[start of Recorded data]
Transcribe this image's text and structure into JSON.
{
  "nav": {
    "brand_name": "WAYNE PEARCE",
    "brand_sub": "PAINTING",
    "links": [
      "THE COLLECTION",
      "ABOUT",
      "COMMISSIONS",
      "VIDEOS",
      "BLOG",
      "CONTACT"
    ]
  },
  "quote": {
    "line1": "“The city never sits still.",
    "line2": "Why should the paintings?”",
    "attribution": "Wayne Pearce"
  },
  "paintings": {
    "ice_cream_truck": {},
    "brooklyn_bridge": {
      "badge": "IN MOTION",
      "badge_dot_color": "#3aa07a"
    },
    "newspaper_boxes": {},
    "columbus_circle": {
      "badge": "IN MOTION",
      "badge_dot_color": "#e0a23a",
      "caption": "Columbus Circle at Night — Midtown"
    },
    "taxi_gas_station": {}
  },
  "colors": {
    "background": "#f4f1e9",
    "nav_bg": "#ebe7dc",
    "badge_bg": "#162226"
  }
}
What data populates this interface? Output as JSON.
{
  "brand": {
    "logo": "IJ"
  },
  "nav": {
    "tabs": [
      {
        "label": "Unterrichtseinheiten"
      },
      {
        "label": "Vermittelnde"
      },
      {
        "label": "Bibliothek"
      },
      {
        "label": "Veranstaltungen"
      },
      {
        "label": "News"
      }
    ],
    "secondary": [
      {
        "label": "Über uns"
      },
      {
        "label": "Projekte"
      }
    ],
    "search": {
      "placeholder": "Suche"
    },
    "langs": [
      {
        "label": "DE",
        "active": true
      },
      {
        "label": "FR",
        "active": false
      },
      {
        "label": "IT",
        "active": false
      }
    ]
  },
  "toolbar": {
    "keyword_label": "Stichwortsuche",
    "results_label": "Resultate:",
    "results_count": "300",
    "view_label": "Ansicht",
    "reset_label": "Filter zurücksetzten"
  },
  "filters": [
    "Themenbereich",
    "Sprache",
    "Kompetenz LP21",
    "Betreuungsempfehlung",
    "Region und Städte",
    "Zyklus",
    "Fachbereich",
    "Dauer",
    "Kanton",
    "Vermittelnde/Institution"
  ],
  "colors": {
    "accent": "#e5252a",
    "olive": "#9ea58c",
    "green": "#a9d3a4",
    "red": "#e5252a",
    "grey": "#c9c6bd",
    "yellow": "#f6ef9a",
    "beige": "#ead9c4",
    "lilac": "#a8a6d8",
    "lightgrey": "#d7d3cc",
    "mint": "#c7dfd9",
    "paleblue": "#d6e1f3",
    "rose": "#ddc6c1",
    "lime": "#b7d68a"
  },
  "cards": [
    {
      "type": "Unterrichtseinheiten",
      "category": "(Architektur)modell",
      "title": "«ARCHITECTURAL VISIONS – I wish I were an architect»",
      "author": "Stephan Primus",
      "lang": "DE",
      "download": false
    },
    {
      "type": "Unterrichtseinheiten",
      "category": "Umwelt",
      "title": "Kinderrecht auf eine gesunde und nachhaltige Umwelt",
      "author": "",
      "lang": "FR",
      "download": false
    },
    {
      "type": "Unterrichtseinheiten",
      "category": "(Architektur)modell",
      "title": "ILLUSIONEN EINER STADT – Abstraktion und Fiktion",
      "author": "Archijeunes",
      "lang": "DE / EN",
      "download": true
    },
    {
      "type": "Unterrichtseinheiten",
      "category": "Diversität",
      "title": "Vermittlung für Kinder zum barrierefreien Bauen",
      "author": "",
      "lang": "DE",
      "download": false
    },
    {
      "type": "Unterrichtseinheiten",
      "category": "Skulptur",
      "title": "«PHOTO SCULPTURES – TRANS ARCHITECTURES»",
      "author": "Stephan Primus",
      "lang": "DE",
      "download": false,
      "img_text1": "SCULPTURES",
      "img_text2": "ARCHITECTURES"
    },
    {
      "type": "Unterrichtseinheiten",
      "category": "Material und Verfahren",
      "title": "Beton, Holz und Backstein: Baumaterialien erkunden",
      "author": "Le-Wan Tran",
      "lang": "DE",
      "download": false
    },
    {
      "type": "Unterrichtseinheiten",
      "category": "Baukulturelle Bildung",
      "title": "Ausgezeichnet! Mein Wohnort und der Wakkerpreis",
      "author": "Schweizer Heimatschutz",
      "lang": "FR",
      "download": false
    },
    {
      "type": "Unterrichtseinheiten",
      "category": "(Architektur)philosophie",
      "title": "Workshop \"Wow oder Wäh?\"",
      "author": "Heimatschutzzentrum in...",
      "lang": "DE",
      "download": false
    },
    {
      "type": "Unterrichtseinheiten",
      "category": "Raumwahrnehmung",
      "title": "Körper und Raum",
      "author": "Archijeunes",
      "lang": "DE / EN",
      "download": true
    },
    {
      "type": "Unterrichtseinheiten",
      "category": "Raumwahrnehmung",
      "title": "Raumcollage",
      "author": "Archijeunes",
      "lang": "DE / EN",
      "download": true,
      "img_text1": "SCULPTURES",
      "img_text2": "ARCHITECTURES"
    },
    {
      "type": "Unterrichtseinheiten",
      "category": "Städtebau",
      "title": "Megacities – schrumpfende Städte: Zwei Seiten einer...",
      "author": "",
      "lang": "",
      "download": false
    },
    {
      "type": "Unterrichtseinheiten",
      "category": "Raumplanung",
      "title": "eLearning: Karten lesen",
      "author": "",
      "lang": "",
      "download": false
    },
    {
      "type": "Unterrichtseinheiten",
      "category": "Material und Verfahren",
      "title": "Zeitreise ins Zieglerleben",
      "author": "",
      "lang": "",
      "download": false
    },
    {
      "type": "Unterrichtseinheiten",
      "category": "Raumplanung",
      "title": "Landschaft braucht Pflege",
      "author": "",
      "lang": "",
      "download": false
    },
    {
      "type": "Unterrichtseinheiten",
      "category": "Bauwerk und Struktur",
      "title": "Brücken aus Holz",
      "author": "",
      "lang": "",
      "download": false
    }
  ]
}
[end of Recorded data]
__Stated task__. Look above for lines with the word "JSON" and copy them all.

__Answer to the problem__.
Transcribe this image's text and structure into JSON.
What data populates this interface? Output as JSON.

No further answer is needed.